- [Problem details]: Output an exact reproduction of the data.

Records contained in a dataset
__________________________________________________

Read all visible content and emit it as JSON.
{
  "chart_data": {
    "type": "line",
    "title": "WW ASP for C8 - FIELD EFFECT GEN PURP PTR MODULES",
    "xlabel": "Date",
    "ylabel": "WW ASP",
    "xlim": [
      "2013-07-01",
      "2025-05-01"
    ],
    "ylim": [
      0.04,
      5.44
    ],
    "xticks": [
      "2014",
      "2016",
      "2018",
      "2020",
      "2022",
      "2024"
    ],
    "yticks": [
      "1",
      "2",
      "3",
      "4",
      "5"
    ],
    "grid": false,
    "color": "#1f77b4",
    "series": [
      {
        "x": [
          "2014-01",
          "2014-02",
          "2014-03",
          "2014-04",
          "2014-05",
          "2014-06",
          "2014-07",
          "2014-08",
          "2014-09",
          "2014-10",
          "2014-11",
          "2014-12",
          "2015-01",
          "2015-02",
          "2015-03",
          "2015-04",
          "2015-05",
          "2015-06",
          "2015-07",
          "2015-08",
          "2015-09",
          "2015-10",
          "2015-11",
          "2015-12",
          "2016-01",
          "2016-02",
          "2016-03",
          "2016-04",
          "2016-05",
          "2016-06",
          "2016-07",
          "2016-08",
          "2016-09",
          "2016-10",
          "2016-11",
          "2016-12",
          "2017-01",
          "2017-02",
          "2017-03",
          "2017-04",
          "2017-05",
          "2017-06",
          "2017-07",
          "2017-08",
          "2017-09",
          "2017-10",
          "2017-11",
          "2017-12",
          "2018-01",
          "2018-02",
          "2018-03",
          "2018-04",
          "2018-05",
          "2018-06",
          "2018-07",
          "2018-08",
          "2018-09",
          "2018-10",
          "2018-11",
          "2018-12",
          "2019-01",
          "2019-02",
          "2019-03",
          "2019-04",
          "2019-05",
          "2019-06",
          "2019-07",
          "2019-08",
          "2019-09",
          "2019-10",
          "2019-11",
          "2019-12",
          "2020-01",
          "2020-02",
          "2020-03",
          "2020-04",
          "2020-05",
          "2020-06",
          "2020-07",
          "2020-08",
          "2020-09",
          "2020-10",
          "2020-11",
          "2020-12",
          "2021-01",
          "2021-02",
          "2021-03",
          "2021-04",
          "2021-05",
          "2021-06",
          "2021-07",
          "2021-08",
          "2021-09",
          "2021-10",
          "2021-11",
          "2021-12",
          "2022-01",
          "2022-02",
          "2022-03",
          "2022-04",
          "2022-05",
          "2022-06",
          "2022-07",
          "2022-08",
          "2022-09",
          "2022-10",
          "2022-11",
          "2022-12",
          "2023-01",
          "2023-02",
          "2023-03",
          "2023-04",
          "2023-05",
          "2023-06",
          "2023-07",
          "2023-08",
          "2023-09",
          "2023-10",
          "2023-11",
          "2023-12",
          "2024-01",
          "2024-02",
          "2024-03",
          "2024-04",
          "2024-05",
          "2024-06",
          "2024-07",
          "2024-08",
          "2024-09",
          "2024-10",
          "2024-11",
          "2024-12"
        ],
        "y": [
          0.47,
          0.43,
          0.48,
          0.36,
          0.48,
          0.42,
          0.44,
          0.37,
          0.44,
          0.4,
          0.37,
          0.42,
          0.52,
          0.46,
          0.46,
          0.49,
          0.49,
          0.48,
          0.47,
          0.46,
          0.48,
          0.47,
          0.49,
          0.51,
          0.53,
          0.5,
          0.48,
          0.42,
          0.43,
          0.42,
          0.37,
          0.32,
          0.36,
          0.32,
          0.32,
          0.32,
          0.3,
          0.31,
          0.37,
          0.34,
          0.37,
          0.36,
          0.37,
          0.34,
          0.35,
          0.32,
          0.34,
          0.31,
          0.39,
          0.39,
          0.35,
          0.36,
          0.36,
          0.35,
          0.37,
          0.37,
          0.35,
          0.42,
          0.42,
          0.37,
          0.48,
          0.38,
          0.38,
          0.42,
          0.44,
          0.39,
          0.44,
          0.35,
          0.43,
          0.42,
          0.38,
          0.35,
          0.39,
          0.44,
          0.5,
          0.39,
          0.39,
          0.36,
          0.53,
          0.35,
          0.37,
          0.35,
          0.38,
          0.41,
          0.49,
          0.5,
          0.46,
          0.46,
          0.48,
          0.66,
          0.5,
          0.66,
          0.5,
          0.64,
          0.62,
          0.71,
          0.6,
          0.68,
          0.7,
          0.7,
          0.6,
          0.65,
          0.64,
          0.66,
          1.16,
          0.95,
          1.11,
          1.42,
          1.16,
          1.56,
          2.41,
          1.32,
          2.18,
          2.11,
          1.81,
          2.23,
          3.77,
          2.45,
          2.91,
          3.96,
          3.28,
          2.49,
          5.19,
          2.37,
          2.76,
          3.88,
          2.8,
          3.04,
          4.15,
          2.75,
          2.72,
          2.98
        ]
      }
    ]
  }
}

__________________________________________________

- [Exercise result]:
Read all visible content and emit it as JSON.
{
  "chart_data": {
    "type": "line",
    "title": "WW ASP for C8 - FIELD EFFECT GEN PURP PTR MODULES",
    "xlabel": "Date",
    "ylabel": "WW ASP",
    "xlim": [
      "2013-07-01",
      "2025-05-01"
    ],
    "ylim": [
      0.04,
      5.44
    ],
    "xticks": [
      "2014",
      "2016",
      "2018",
      "2020",
      "2022",
      "2024"
    ],
    "yticks": [
      "1",
      "2",
      "3",
      "4",
      "5"
    ],
    "grid": false,
    "color": "#1f77b4",
    "series": [
      {
        "x": [
          "2014-01",
          "2014-02",
          "2014-03",
          "2014-04",
          "2014-05",
          "2014-06",
          "2014-07",
          "2014-08",
          "2014-09",
          "2014-10",
          "2014-11",
          "2014-12",
          "2015-01",
          "2015-02",
          "2015-03",
          "2015-04",
          "2015-05",
          "2015-06",
          "2015-07",
          "2015-08",
          "2015-09",
          "2015-10",
          "2015-11",
          "2015-12",
          "2016-01",
          "2016-02",
          "2016-03",
          "2016-04",
          "2016-05",
          "2016-06",
          "2016-07",
          "2016-08",
          "2016-09",
          "2016-10",
          "2016-11",
          "2016-12",
          "2017-01",
          "2017-02",
          "2017-03",
          "2017-04",
          "2017-05",
          "2017-06",
          "2017-07",
          "2017-08",
          "2017-09",
          "2017-10",
          "2017-11",
          "2017-12",
          "2018-01",
          "2018-02",
          "2018-03",
          "2018-04",
          "2018-05",
          "2018-06",
          "2018-07",
          "2018-08",
          "2018-09",
          "2018-10",
          "2018-11",
          "2018-12",
          "2019-01",
          "2019-02",
          "2019-03",
          "2019-04",
          "2019-05",
          "2019-06",
          "2019-07",
          "2019-08",
          "2019-09",
          "2019-10",
          "2019-11",
          "2019-12",
          "2020-01",
          "2020-02",
          "2020-03",
          "2020-04",
          "2020-05",
          "2020-06",
          "2020-07",
          "2020-08",
          "2020-09",
          "2020-10",
          "2020-11",
          "2020-12",
          "2021-01",
          "2021-02",
          "2021-03",
          "2021-04",
          "2021-05",
          "2021-06",
          "2021-07",
          "2021-08",
          "2021-09",
          "2021-10",
          "2021-11",
          "2021-12",
          "2022-01",
          "2022-02",
          "2022-03",
          "2022-04",
          "2022-05",
          "2022-06",
          "2022-07",
          "2022-08",
          "2022-09",
          "2022-10",
          "2022-11",
          "2022-12",
          "2023-01",
          "2023-02",
          "2023-03",
          "2023-04",
          "2023-05",
          "2023-06",
          "2023-07",
          "2023-08",
          "2023-09",
          "2023-10",
          "2023-11",
          "2023-12",
          "2024-01",
          "2024-02",
          "2024-03",
          "2024-04",
          "2024-05",
          "2024-06",
          "2024-07",
          "2024-08",
          "2024-09",
          "2024-10",
          "2024-11",
          "2024-12"
        ],
        "y": [
          0.47,
          0.43,
          0.48,
          0.36,
          0.48,
          0.42,
          0.44,
          0.37,
          0.44,
          0.4,
          0.37,
          0.42,
          0.52,
          0.46,
          0.46,
          0.49,
          0.49,
          0.48,
          0.47,
          0.46,
          0.48,
          0.47,
          0.49,
          0.51,
          0.53,
          0.5,
          0.48,
          0.42,
          0.43,
          0.42,
          0.37,
          0.32,
          0.36,
          0.32,
          0.32,
          0.32,
          0.3,
          0.31,
          0.37,
          0.34,
          0.37,
          0.36,
          0.37,
          0.34,
          0.35,
          0.32,
          0.34,
          0.31,
          0.39,
          0.39,
          0.35,
          0.36,
          0.36,
          0.35,
          0.37,
          0.37,
          0.35,
          0.42,
          0.42,
          0.37,
          0.48,
          0.38,
          0.38,
          0.42,
          0.44,
          0.39,
          0.44,
          0.35,
          0.43,
          0.42,
          0.38,
          0.35,
          0.39,
          0.44,
          0.5,
          0.39,
          0.39,
          0.36,
          0.53,
          0.35,
          0.37,
          0.35,
          0.38,
          0.41,
          0.49,
          0.5,
          0.46,
          0.46,
          0.48,
          0.66,
          0.5,
          0.66,
          0.5,
          0.64,
          0.62,
          0.71,
          0.6,
          0.68,
          0.7,
          0.7,
          0.6,
          0.65,
          0.64,
          0.66,
          1.16,
          0.95,
          1.11,
          1.42,
          1.16,
          1.56,
          2.41,
          1.32,
          2.18,
          2.11,
          1.81,
          2.23,
          3.77,
          2.45,
          2.91,
          3.96,
          3.28,
          2.49,
          5.19,
          2.37,
          2.76,
          3.88,
          2.8,
          3.04,
          4.15,
          2.75,
          2.72,
          2.98
        ]
      }
    ]
  }
}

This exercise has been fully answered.